- REQUIREMENT -
The data below must be copied in full and without any change.

- MATERIAL FOR THIS EXERCISE -
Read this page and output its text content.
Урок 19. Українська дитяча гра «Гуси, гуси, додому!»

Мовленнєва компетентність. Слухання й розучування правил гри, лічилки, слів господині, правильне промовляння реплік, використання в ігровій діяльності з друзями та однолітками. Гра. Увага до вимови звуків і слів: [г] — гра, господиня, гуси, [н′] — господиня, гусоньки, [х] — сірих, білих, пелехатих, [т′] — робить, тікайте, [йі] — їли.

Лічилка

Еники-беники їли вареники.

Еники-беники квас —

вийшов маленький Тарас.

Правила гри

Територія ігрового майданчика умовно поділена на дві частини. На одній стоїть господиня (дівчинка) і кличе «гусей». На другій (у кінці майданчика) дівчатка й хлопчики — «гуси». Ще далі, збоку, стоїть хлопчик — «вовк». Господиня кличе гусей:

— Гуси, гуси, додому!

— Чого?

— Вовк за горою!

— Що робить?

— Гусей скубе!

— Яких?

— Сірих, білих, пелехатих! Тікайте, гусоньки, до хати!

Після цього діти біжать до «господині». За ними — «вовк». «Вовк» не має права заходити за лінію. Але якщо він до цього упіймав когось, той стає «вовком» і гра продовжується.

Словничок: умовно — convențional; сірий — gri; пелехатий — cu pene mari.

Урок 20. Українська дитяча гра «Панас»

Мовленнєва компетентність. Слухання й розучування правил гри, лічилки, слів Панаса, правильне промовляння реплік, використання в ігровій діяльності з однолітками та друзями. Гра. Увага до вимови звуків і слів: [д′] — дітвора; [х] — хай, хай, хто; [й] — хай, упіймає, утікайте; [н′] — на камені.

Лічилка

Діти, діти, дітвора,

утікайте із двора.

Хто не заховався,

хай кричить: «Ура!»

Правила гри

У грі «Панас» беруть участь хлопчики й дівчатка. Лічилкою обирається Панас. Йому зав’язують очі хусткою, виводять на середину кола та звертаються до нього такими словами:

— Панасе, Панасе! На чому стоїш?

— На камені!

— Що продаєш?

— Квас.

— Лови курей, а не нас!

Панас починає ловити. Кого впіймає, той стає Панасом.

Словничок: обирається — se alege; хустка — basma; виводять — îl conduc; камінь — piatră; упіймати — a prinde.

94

- REPLY TO THE EXERCISE -
Read this page and output its text content.
Урок 19. Українська дитяча гра «Гуси, гуси, додому!»

Мовленнєва компетентність. Слухання й розучування правил гри, лічилки, слів господині, правильне промовляння реплік, використання в ігровій діяльності з друзями та однолітками. Гра. Увага до вимови звуків і слів: [г] — гра, господиня, гуси, [н′] — господиня, гусоньки, [х] — сірих, білих, пелехатих, [т′] — робить, тікайте, [йі] — їли.

Лічилка

Еники-беники їли вареники.

Еники-беники квас —

вийшов маленький Тарас.

Правила гри

Територія ігрового майданчика умовно поділена на дві частини. На одній стоїть господиня (дівчинка) і кличе «гусей». На другій (у кінці майданчика) дівчатка й хлопчики — «гуси». Ще далі, збоку, стоїть хлопчик — «вовк». Господиня кличе гусей:

— Гуси, гуси, додому!

— Чого?

— Вовк за горою!

— Що робить?

— Гусей скубе!

— Яких?

— Сірих, білих, пелехатих! Тікайте, гусоньки, до хати!

Після цього діти біжать до «господині». За ними — «вовк». «Вовк» не має права заходити за лінію. Але якщо він до цього упіймав когось, той стає «вовком» і гра продовжується.

Словничок: умовно — convențional; сірий — gri; пелехатий — cu pene mari.

Урок 20. Українська дитяча гра «Панас»

Мовленнєва компетентність. Слухання й розучування правил гри, лічилки, слів Панаса, правильне промовляння реплік, використання в ігровій діяльності з однолітками та друзями. Гра. Увага до вимови звуків і слів: [д′] — дітвора; [х] — хай, хай, хто; [й] — хай, упіймає, утікайте; [н′] — на камені.

Лічилка

Діти, діти, дітвора,

утікайте із двора.

Хто не заховався,

хай кричить: «Ура!»

Правила гри

У грі «Панас» беруть участь хлопчики й дівчатка. Лічилкою обирається Панас. Йому зав’язують очі хусткою, виводять на середину кола та звертаються до нього такими словами:

— Панасе, Панасе! На чому стоїш?

— На камені!

— Що продаєш?

— Квас.

— Лови курей, а не нас!

Панас починає ловити. Кого впіймає, той стає Панасом.

Словничок: обирається — se alege; хустка — basma; виводять — îl conduc; камінь — piatră; упіймати — a prinde.

94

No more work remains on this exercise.